Direction
Transcribe the records that follow exactly. Skip the pictures.
***
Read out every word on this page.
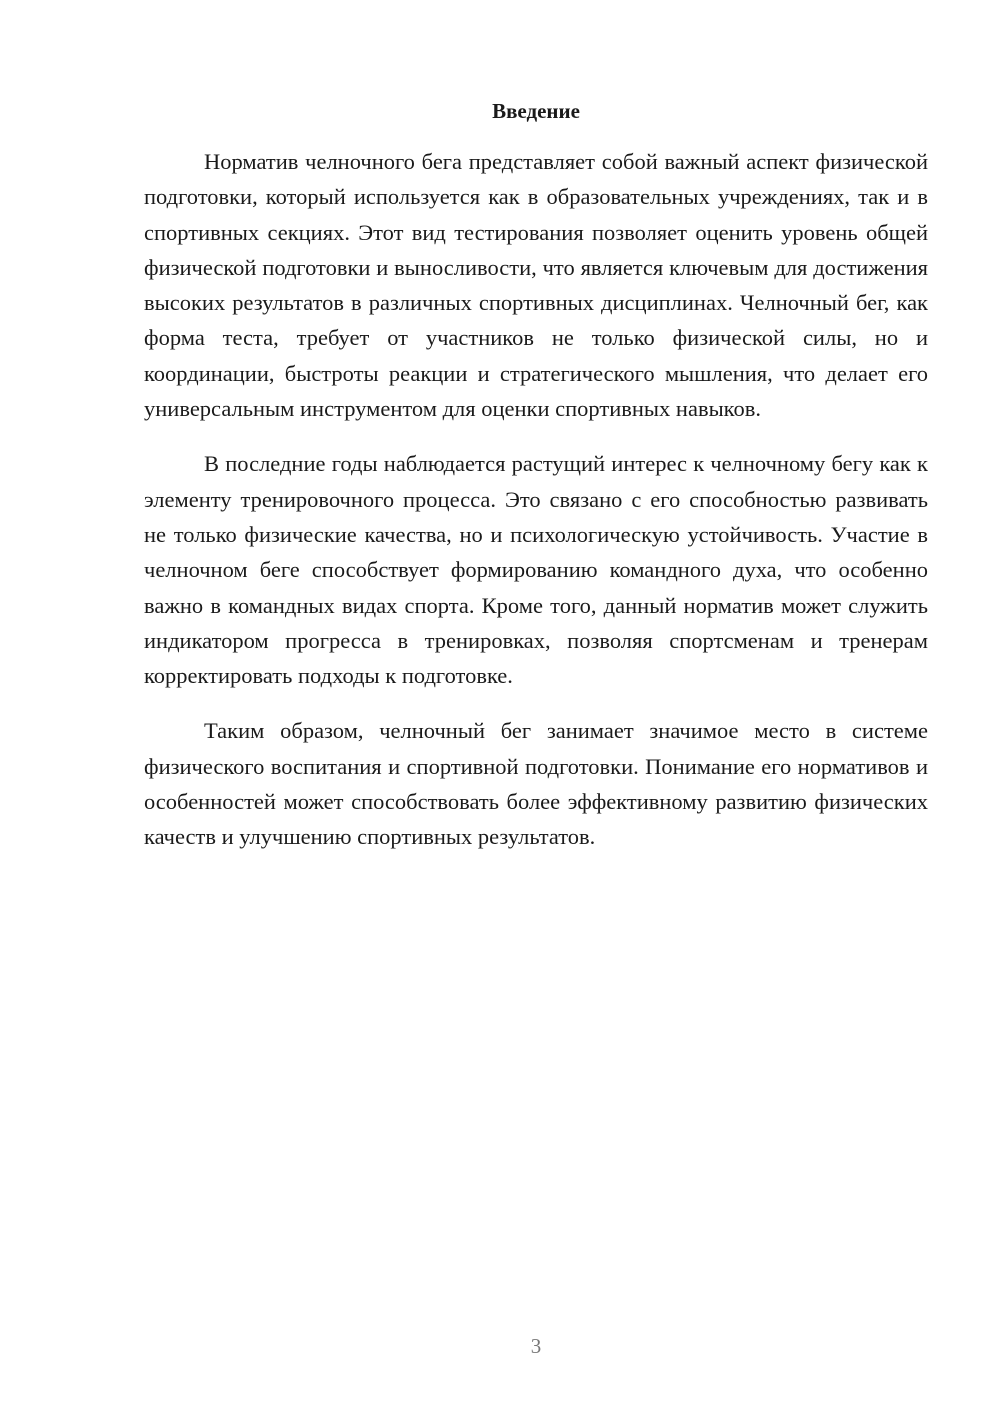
Введение

Норматив челночного бега представляет собой важный аспект физической подготовки, который используется как в образовательных учреждениях, так и в спортивных секциях. Этот вид тестирования позволяет оценить уровень общей физической подготовки и выносливости, что является ключевым для достижения высоких результатов в различных спортивных дисциплинах. Челночный бег, как форма теста, требует от участников не только физической силы, но и координации, быстроты реакции и стратегического мышления, что делает его универсальным инструментом для оценки спортивных навыков.

В последние годы наблюдается растущий интерес к челночному бегу как к элементу тренировочного процесса. Это связано с его способностью развивать не только физические качества, но и психологическую устойчивость. Участие в челночном беге способствует формированию командного духа, что особенно важно в командных видах спорта. Кроме того, данный норматив может служить индикатором прогресса в тренировках, позволяя спортсменам и тренерам корректировать подходы к подготовке.

Таким образом, челночный бег занимает значимое место в системе физического воспитания и спортивной подготовки. Понимание его нормативов и особенностей может способствовать более эффективному развитию физических качеств и улучшению спортивных результатов.

3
***
Result for this task
Read out every word on this page.
Введение

Норматив челночного бега представляет собой важный аспект физической подготовки, который используется как в образовательных учреждениях, так и в спортивных секциях. Этот вид тестирования позволяет оценить уровень общей физической подготовки и выносливости, что является ключевым для достижения высоких результатов в различных спортивных дисциплинах. Челночный бег, как форма теста, требует от участников не только физической силы, но и координации, быстроты реакции и стратегического мышления, что делает его универсальным инструментом для оценки спортивных навыков.

В последние годы наблюдается растущий интерес к челночному бегу как к элементу тренировочного процесса. Это связано с его способностью развивать не только физические качества, но и психологическую устойчивость. Участие в челночном беге способствует формированию командного духа, что особенно важно в командных видах спорта. Кроме того, данный норматив может служить индикатором прогресса в тренировках, позволяя спортсменам и тренерам корректировать подходы к подготовке.

Таким образом, челночный бег занимает значимое место в системе физического воспитания и спортивной подготовки. Понимание его нормативов и особенностей может способствовать более эффективному развитию физических качеств и улучшению спортивных результатов.

3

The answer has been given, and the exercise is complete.